Stored records
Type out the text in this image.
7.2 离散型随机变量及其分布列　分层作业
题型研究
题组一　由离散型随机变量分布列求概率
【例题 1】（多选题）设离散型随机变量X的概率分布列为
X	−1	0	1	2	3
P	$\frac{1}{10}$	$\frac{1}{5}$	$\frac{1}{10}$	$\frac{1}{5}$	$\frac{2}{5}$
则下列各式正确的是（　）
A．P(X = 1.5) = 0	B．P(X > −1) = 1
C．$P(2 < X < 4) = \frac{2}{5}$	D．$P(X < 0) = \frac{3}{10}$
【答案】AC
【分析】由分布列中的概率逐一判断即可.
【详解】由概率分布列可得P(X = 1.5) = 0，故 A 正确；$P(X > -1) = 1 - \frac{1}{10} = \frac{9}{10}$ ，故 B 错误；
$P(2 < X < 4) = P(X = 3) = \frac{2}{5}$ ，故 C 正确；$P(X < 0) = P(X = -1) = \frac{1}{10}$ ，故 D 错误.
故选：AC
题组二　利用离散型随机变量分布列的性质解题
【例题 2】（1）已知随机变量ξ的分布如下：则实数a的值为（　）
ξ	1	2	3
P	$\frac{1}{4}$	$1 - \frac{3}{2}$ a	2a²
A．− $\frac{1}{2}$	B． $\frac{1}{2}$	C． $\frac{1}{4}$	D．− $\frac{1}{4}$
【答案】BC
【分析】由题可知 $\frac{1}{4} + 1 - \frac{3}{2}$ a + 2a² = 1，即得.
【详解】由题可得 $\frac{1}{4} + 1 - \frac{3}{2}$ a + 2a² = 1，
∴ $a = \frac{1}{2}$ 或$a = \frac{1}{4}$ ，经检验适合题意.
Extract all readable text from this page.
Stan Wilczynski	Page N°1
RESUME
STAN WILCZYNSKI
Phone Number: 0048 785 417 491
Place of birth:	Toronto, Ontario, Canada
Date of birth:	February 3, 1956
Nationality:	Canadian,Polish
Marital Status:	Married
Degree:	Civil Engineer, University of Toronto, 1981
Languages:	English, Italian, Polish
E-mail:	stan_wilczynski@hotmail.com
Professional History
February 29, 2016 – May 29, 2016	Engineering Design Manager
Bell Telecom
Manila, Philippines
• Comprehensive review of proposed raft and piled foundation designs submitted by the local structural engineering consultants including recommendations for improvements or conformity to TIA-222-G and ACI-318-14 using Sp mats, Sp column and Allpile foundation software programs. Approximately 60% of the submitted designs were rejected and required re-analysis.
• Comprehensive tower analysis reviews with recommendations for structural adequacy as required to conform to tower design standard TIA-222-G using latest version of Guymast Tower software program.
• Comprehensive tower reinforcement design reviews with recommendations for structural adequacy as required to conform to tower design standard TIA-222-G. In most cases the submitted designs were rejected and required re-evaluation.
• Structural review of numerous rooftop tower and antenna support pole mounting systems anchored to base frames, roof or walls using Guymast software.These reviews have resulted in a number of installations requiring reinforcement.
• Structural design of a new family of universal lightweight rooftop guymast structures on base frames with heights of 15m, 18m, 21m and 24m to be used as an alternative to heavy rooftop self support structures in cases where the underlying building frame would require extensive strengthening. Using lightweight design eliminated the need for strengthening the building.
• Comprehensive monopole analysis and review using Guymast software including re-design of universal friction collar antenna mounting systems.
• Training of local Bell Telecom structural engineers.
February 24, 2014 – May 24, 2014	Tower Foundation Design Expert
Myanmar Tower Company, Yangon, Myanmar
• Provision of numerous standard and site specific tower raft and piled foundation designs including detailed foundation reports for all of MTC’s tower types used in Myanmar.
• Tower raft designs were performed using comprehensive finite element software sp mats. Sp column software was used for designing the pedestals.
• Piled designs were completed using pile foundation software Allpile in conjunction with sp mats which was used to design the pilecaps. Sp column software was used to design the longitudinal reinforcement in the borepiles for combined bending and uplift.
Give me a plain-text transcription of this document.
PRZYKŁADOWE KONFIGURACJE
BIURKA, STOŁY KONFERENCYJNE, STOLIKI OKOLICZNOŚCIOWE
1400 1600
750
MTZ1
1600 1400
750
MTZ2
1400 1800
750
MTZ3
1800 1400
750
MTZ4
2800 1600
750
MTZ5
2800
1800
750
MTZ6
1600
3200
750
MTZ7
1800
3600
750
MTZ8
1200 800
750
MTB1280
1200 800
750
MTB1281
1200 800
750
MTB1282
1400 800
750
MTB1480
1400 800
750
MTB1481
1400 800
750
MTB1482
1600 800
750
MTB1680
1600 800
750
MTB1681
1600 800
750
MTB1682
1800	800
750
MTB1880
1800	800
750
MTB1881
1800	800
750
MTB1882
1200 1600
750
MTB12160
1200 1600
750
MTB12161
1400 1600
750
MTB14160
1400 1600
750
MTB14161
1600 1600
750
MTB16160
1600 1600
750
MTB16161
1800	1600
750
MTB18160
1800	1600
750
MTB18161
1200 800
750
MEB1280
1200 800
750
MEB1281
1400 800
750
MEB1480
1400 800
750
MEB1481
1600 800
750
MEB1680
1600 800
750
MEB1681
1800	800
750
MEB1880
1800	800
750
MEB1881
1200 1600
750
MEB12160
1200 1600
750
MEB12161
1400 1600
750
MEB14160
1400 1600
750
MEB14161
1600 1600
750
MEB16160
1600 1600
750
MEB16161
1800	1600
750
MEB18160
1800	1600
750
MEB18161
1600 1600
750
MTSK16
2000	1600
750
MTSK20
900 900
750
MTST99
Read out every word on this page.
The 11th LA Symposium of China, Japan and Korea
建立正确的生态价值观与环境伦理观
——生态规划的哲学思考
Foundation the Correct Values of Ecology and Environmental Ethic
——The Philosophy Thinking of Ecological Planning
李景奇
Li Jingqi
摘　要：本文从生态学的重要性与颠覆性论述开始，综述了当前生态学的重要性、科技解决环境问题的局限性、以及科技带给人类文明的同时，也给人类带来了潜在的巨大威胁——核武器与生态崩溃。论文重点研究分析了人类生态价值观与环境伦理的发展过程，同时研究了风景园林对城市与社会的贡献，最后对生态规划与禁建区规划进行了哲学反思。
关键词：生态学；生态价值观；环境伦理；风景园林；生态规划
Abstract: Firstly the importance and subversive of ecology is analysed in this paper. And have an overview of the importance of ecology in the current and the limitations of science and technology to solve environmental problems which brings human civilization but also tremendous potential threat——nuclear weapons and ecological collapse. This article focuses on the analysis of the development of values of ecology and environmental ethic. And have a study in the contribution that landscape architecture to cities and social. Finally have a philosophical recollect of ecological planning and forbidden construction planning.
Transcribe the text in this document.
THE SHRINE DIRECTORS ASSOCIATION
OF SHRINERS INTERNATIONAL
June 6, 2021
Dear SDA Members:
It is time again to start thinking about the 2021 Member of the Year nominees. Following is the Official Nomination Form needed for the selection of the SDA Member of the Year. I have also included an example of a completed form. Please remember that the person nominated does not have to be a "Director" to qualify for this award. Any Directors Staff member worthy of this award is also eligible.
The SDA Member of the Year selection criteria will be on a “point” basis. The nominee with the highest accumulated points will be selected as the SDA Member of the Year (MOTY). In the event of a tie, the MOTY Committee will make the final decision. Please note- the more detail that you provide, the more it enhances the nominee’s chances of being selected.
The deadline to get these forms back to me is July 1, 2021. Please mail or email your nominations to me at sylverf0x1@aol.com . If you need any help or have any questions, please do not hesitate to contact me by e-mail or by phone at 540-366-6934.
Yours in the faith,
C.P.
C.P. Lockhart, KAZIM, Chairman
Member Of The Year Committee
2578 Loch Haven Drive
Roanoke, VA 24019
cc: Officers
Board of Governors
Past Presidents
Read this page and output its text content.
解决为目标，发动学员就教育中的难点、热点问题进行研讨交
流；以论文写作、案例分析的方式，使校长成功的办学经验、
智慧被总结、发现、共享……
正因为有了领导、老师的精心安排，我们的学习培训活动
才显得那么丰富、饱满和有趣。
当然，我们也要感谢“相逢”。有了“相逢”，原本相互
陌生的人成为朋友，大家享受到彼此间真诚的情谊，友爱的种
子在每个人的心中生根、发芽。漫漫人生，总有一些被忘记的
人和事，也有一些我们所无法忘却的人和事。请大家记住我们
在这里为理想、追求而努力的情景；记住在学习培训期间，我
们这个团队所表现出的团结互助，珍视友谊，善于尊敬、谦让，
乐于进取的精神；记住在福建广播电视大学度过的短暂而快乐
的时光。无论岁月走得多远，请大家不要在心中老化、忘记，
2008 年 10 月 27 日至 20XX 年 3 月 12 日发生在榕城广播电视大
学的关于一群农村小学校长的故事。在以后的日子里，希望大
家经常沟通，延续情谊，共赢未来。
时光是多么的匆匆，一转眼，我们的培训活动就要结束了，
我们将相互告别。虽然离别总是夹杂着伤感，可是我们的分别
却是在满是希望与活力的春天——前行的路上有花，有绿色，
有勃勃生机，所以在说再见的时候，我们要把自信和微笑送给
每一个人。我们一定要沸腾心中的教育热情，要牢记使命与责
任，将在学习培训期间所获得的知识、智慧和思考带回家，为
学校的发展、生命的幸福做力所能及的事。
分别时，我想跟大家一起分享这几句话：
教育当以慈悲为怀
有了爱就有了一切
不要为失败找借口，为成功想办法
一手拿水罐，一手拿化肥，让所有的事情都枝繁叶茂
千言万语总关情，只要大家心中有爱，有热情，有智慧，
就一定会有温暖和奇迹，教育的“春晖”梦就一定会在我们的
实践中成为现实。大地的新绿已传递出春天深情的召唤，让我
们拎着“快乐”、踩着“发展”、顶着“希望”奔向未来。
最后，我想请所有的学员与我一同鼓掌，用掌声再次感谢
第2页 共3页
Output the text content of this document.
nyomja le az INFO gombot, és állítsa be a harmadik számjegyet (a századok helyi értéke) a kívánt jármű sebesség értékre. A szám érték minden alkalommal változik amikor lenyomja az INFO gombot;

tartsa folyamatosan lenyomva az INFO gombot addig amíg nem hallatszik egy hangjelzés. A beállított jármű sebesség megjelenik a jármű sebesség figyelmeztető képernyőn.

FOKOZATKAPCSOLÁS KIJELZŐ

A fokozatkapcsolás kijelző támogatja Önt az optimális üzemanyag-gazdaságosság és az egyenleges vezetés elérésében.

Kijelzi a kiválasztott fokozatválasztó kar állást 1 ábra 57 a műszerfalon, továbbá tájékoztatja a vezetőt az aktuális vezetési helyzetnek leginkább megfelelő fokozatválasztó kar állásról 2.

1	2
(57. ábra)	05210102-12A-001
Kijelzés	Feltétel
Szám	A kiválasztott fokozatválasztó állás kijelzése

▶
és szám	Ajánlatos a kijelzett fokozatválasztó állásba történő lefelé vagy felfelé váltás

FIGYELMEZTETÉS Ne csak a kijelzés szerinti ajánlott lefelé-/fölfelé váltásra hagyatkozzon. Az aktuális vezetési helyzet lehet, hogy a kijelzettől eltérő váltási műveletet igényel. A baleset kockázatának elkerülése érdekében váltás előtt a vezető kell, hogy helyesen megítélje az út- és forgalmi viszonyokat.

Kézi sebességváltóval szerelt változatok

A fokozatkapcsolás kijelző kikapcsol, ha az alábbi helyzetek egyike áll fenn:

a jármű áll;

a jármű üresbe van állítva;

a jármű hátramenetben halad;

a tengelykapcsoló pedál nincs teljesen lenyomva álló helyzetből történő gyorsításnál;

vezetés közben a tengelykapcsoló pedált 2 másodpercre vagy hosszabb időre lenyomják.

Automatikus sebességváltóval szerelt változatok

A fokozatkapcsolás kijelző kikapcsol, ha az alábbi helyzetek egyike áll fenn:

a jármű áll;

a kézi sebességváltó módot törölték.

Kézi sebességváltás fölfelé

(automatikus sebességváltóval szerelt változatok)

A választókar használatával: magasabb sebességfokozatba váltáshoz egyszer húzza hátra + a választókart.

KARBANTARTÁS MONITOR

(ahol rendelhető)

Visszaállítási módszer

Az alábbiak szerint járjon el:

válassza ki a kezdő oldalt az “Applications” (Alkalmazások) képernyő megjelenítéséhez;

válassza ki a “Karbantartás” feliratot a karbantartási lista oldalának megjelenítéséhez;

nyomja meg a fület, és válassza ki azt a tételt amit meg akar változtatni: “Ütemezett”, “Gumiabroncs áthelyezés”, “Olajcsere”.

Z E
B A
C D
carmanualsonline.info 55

### Exercise task
Look through the listing above and count the lines where the string "mounting" appears. Report the number only.

### Reply to the exercise
2